Listing:
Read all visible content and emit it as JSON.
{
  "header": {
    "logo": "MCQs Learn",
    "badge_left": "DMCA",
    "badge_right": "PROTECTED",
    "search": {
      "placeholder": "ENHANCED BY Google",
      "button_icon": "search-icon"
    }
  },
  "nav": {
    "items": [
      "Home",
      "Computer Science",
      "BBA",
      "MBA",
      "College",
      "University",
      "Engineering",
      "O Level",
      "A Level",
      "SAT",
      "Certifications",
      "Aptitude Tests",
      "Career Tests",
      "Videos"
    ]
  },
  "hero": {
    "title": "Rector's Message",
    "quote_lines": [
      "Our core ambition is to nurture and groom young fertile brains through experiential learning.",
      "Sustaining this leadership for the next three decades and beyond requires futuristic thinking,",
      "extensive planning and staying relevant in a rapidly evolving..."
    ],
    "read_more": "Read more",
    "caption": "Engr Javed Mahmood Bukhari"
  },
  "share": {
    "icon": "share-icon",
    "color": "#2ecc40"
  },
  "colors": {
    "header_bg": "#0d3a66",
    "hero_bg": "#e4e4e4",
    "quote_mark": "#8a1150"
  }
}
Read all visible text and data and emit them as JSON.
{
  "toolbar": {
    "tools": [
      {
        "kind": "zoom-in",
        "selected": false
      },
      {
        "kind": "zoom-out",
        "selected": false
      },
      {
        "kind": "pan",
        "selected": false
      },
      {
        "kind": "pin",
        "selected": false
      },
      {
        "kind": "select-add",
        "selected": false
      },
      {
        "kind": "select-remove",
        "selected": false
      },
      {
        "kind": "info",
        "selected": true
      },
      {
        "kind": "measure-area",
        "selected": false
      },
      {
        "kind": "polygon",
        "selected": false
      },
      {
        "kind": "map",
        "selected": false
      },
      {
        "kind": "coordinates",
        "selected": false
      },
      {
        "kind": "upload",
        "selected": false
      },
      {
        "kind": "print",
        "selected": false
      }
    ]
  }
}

Task details:
Return all of the entries exactly as they were supplied.

Answer to this exercise:
Read all visible content and emit it as JSON.
{
  "header": {
    "logo": "MCQs Learn",
    "badge_left": "DMCA",
    "badge_right": "PROTECTED",
    "search": {
      "placeholder": "ENHANCED BY Google",
      "button_icon": "search-icon"
    }
  },
  "nav": {
    "items": [
      "Home",
      "Computer Science",
      "BBA",
      "MBA",
      "College",
      "University",
      "Engineering",
      "O Level",
      "A Level",
      "SAT",
      "Certifications",
      "Aptitude Tests",
      "Career Tests",
      "Videos"
    ]
  },
  "hero": {
    "title": "Rector's Message",
    "quote_lines": [
      "Our core ambition is to nurture and groom young fertile brains through experiential learning.",
      "Sustaining this leadership for the next three decades and beyond requires futuristic thinking,",
      "extensive planning and staying relevant in a rapidly evolving..."
    ],
    "read_more": "Read more",
    "caption": "Engr Javed Mahmood Bukhari"
  },
  "share": {
    "icon": "share-icon",
    "color": "#2ecc40"
  },
  "colors": {
    "header_bg": "#0d3a66",
    "hero_bg": "#e4e4e4",
    "quote_mark": "#8a1150"
  }
}
Read all visible text and data and emit them as JSON.
{
  "toolbar": {
    "tools": [
      {
        "kind": "zoom-in",
        "selected": false
      },
      {
        "kind": "zoom-out",
        "selected": false
      },
      {
        "kind": "pan",
        "selected": false
      },
      {
        "kind": "pin",
        "selected": false
      },
      {
        "kind": "select-add",
        "selected": false
      },
      {
        "kind": "select-remove",
        "selected": false
      },
      {
        "kind": "info",
        "selected": true
      },
      {
        "kind": "measure-area",
        "selected": false
      },
      {
        "kind": "polygon",
        "selected": false
      },
      {
        "kind": "map",
        "selected": false
      },
      {
        "kind": "coordinates",
        "selected": false
      },
      {
        "kind": "upload",
        "selected": false
      },
      {
        "kind": "print",
        "selected": false
      }
    ]
  }
}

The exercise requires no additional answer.